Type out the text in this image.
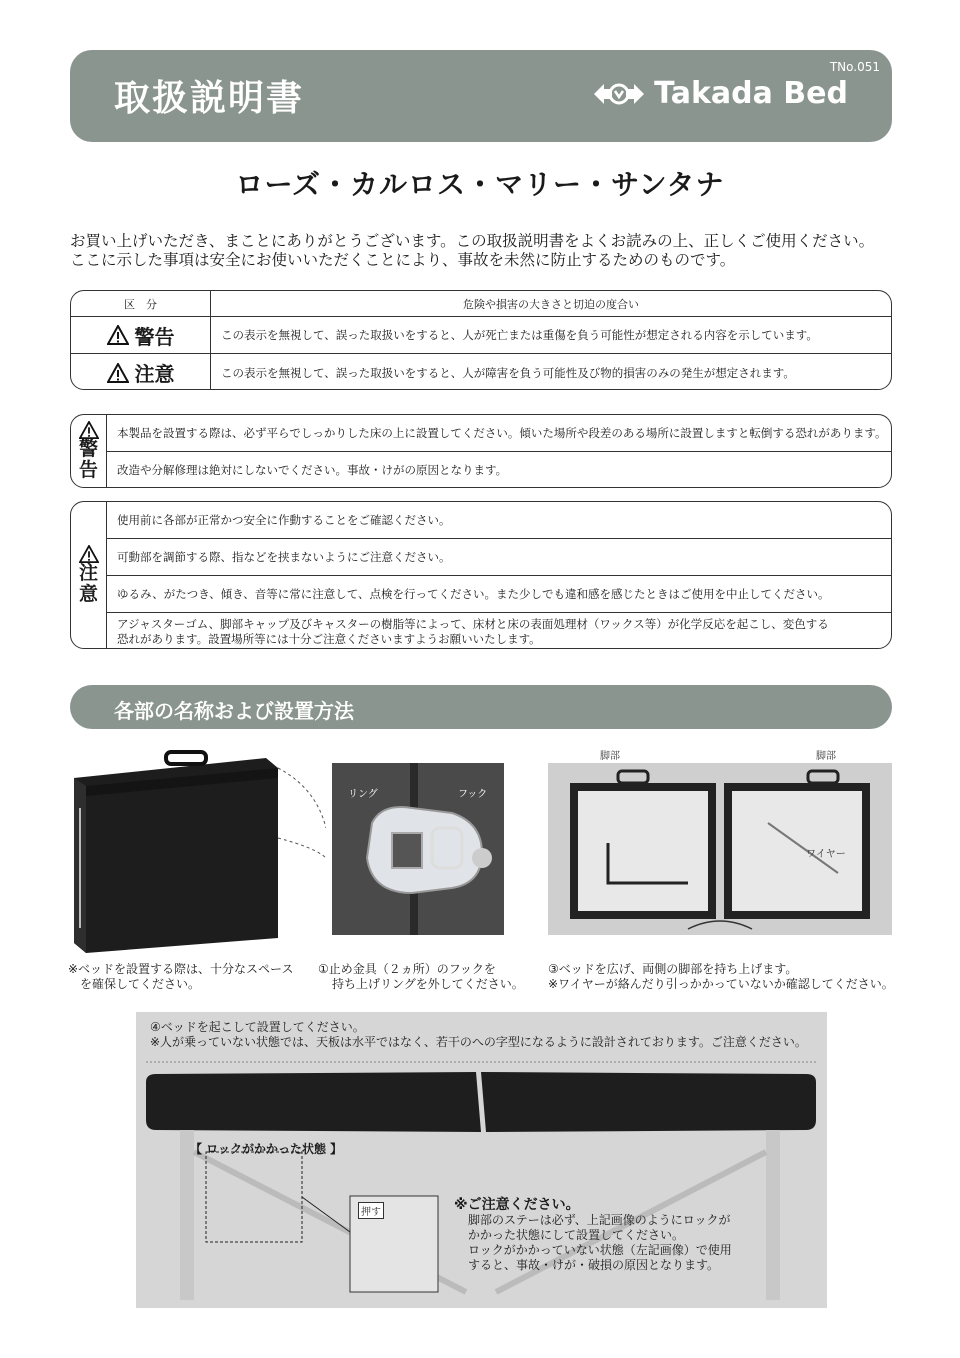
取扱説明書
TNo.051
Takada Bed
ローズ・カルロス・マリー・サンタナ
お買い上げいただき、まことにありがとうございます。この取扱説明書をよくお読みの上、正しくご使用ください。
ここに示した事項は安全にお使いいただくことにより、事故を未然に防止するためのものです。
区　分	危険や損害の大きさと切迫の度合い
警告	この表示を無視して、誤った取扱いをすると、人が死亡または重傷を負う可能性が想定される内容を示しています。
注意	この表示を無視して、誤った取扱いをすると、人が障害を負う可能性及び物的損害のみの発生が想定されます。
警
告
本製品を設置する際は、必ず平らでしっかりした床の上に設置してください。傾いた場所や段差のある場所に設置しますと転倒する恐れがあります。
改造や分解修理は絶対にしないでください。事故・けがの原因となります。
注
意
使用前に各部が正常かつ安全に作動することをご確認ください。
可動部を調節する際、指などを挟まないようにご注意ください。
ゆるみ、がたつき、傾き、音等に常に注意して、点検を行ってください。また少しでも違和感を感じたときはご使用を中止してください。
アジャスターゴム、脚部キャップ及びキャスターの樹脂等によって、床材と床の表面処理材（ワックス等）が化学反応を起こし、変色する
恐れがあります。設置場所等には十分ご注意くださいますようお願いいたします。
各部の名称および設置方法
リング	フック
脚部	脚部
ワイヤー
※ベッドを設置する際は、十分なスペース
を確保してください。
①止め金具（２ヵ所）のフックを
持ち上げリングを外してください。
③ベッドを広げ、両側の脚部を持ち上げます。
※ワイヤーが絡んだり引っかかっていないか確認してください。
④ベッドを起こして設置してください。
※人が乗っていない状態では、天板は水平ではなく、若干のへの字型になるように設計されております。ご注意ください。
【 ロックがかかった状態 】
押す	※ご注意ください。
脚部のステーは必ず、上記画像のようにロックが
かかった状態にして設置してください。
ロックがかかっていない状態（左記画像）で使用
すると、事故・けが・破損の原因となります。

########

GOAL> Quote each line of the listing exactly, but leave the pictures out.

EXERCISE RESPONSE>
Type out the text in this image.
取扱説明書
TNo.051
Takada Bed
ローズ・カルロス・マリー・サンタナ
お買い上げいただき、まことにありがとうございます。この取扱説明書をよくお読みの上、正しくご使用ください。
ここに示した事項は安全にお使いいただくことにより、事故を未然に防止するためのものです。
区　分	危険や損害の大きさと切迫の度合い
警告	この表示を無視して、誤った取扱いをすると、人が死亡または重傷を負う可能性が想定される内容を示しています。
注意	この表示を無視して、誤った取扱いをすると、人が障害を負う可能性及び物的損害のみの発生が想定されます。
警
告
本製品を設置する際は、必ず平らでしっかりした床の上に設置してください。傾いた場所や段差のある場所に設置しますと転倒する恐れがあります。
改造や分解修理は絶対にしないでください。事故・けがの原因となります。
注
意
使用前に各部が正常かつ安全に作動することをご確認ください。
可動部を調節する際、指などを挟まないようにご注意ください。
ゆるみ、がたつき、傾き、音等に常に注意して、点検を行ってください。また少しでも違和感を感じたときはご使用を中止してください。
アジャスターゴム、脚部キャップ及びキャスターの樹脂等によって、床材と床の表面処理材（ワックス等）が化学反応を起こし、変色する
恐れがあります。設置場所等には十分ご注意くださいますようお願いいたします。
各部の名称および設置方法
リング	フック
脚部	脚部
ワイヤー
※ベッドを設置する際は、十分なスペース
を確保してください。
①止め金具（２ヵ所）のフックを
持ち上げリングを外してください。
③ベッドを広げ、両側の脚部を持ち上げます。
※ワイヤーが絡んだり引っかかっていないか確認してください。
④ベッドを起こして設置してください。
※人が乗っていない状態では、天板は水平ではなく、若干のへの字型になるように設計されております。ご注意ください。
【 ロックがかかった状態 】
押す	※ご注意ください。
脚部のステーは必ず、上記画像のようにロックが
かかった状態にして設置してください。
ロックがかかっていない状態（左記画像）で使用
すると、事故・けが・破損の原因となります。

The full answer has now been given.